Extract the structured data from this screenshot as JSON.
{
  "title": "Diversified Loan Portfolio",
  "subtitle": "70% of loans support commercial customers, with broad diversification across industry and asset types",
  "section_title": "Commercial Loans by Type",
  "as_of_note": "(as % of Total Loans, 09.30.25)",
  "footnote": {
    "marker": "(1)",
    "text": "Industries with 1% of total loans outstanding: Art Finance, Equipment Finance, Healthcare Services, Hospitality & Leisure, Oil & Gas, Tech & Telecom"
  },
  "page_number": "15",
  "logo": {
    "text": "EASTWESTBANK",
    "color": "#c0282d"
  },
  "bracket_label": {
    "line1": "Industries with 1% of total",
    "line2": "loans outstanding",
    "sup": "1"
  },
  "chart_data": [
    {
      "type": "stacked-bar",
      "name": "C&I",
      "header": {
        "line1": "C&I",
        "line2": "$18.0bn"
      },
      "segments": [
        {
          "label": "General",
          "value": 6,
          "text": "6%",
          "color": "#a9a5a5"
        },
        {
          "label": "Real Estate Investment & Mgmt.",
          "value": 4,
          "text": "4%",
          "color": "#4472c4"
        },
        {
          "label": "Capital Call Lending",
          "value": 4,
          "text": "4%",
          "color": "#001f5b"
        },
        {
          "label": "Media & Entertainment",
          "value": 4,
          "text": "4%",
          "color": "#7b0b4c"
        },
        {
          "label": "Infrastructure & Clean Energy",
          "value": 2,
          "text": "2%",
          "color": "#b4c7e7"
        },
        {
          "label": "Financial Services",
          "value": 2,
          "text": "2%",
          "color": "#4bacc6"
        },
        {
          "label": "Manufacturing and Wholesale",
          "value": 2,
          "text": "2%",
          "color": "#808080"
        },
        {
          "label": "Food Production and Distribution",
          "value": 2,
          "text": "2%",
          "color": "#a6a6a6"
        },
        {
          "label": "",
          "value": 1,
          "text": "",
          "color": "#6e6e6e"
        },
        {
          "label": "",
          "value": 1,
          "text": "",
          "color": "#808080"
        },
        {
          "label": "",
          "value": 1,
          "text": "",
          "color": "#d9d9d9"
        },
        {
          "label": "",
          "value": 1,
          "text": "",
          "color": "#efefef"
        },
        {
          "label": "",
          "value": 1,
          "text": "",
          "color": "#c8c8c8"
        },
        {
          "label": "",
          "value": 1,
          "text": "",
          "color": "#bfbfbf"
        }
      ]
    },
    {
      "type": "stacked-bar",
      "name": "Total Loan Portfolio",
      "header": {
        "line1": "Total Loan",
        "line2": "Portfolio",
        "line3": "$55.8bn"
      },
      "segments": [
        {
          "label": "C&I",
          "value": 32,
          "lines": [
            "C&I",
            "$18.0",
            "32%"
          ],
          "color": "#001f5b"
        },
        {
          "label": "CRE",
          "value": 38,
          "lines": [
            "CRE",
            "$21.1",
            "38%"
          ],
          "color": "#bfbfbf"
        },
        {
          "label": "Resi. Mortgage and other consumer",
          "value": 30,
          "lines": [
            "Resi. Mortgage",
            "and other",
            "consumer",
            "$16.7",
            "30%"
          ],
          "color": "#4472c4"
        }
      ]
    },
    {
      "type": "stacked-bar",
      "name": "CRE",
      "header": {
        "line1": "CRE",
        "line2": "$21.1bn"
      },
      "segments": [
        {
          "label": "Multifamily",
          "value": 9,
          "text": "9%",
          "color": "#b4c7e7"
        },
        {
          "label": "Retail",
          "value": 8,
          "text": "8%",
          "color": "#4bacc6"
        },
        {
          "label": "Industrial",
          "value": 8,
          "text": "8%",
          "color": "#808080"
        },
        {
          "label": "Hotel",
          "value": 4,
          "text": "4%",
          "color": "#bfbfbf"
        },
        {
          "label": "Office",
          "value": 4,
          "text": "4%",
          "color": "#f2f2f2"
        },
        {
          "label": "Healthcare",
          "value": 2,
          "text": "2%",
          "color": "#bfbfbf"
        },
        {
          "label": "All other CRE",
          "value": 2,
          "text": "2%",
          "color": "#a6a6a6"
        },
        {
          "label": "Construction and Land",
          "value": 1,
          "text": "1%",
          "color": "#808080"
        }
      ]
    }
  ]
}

=====

◆ What is required ◆
Print every entry exactly as written.

◆ Solution for this task ◆
Extract the structured data from this screenshot as JSON.
{
  "title": "Diversified Loan Portfolio",
  "subtitle": "70% of loans support commercial customers, with broad diversification across industry and asset types",
  "section_title": "Commercial Loans by Type",
  "as_of_note": "(as % of Total Loans, 09.30.25)",
  "footnote": {
    "marker": "(1)",
    "text": "Industries with 1% of total loans outstanding: Art Finance, Equipment Finance, Healthcare Services, Hospitality & Leisure, Oil & Gas, Tech & Telecom"
  },
  "page_number": "15",
  "logo": {
    "text": "EASTWESTBANK",
    "color": "#c0282d"
  },
  "bracket_label": {
    "line1": "Industries with 1% of total",
    "line2": "loans outstanding",
    "sup": "1"
  },
  "chart_data": [
    {
      "type": "stacked-bar",
      "name": "C&I",
      "header": {
        "line1": "C&I",
        "line2": "$18.0bn"
      },
      "segments": [
        {
          "label": "General",
          "value": 6,
          "text": "6%",
          "color": "#a9a5a5"
        },
        {
          "label": "Real Estate Investment & Mgmt.",
          "value": 4,
          "text": "4%",
          "color": "#4472c4"
        },
        {
          "label": "Capital Call Lending",
          "value": 4,
          "text": "4%",
          "color": "#001f5b"
        },
        {
          "label": "Media & Entertainment",
          "value": 4,
          "text": "4%",
          "color": "#7b0b4c"
        },
        {
          "label": "Infrastructure & Clean Energy",
          "value": 2,
          "text": "2%",
          "color": "#b4c7e7"
        },
        {
          "label": "Financial Services",
          "value": 2,
          "text": "2%",
          "color": "#4bacc6"
        },
        {
          "label": "Manufacturing and Wholesale",
          "value": 2,
          "text": "2%",
          "color": "#808080"
        },
        {
          "label": "Food Production and Distribution",
          "value": 2,
          "text": "2%",
          "color": "#a6a6a6"
        },
        {
          "label": "",
          "value": 1,
          "text": "",
          "color": "#6e6e6e"
        },
        {
          "label": "",
          "value": 1,
          "text": "",
          "color": "#808080"
        },
        {
          "label": "",
          "value": 1,
          "text": "",
          "color": "#d9d9d9"
        },
        {
          "label": "",
          "value": 1,
          "text": "",
          "color": "#efefef"
        },
        {
          "label": "",
          "value": 1,
          "text": "",
          "color": "#c8c8c8"
        },
        {
          "label": "",
          "value": 1,
          "text": "",
          "color": "#bfbfbf"
        }
      ]
    },
    {
      "type": "stacked-bar",
      "name": "Total Loan Portfolio",
      "header": {
        "line1": "Total Loan",
        "line2": "Portfolio",
        "line3": "$55.8bn"
      },
      "segments": [
        {
          "label": "C&I",
          "value": 32,
          "lines": [
            "C&I",
            "$18.0",
            "32%"
          ],
          "color": "#001f5b"
        },
        {
          "label": "CRE",
          "value": 38,
          "lines": [
            "CRE",
            "$21.1",
            "38%"
          ],
          "color": "#bfbfbf"
        },
        {
          "label": "Resi. Mortgage and other consumer",
          "value": 30,
          "lines": [
            "Resi. Mortgage",
            "and other",
            "consumer",
            "$16.7",
            "30%"
          ],
          "color": "#4472c4"
        }
      ]
    },
    {
      "type": "stacked-bar",
      "name": "CRE",
      "header": {
        "line1": "CRE",
        "line2": "$21.1bn"
      },
      "segments": [
        {
          "label": "Multifamily",
          "value": 9,
          "text": "9%",
          "color": "#b4c7e7"
        },
        {
          "label": "Retail",
          "value": 8,
          "text": "8%",
          "color": "#4bacc6"
        },
        {
          "label": "Industrial",
          "value": 8,
          "text": "8%",
          "color": "#808080"
        },
        {
          "label": "Hotel",
          "value": 4,
          "text": "4%",
          "color": "#bfbfbf"
        },
        {
          "label": "Office",
          "value": 4,
          "text": "4%",
          "color": "#f2f2f2"
        },
        {
          "label": "Healthcare",
          "value": 2,
          "text": "2%",
          "color": "#bfbfbf"
        },
        {
          "label": "All other CRE",
          "value": 2,
          "text": "2%",
          "color": "#a6a6a6"
        },
        {
          "label": "Construction and Land",
          "value": 1,
          "text": "1%",
          "color": "#808080"
        }
      ]
    }
  ]
}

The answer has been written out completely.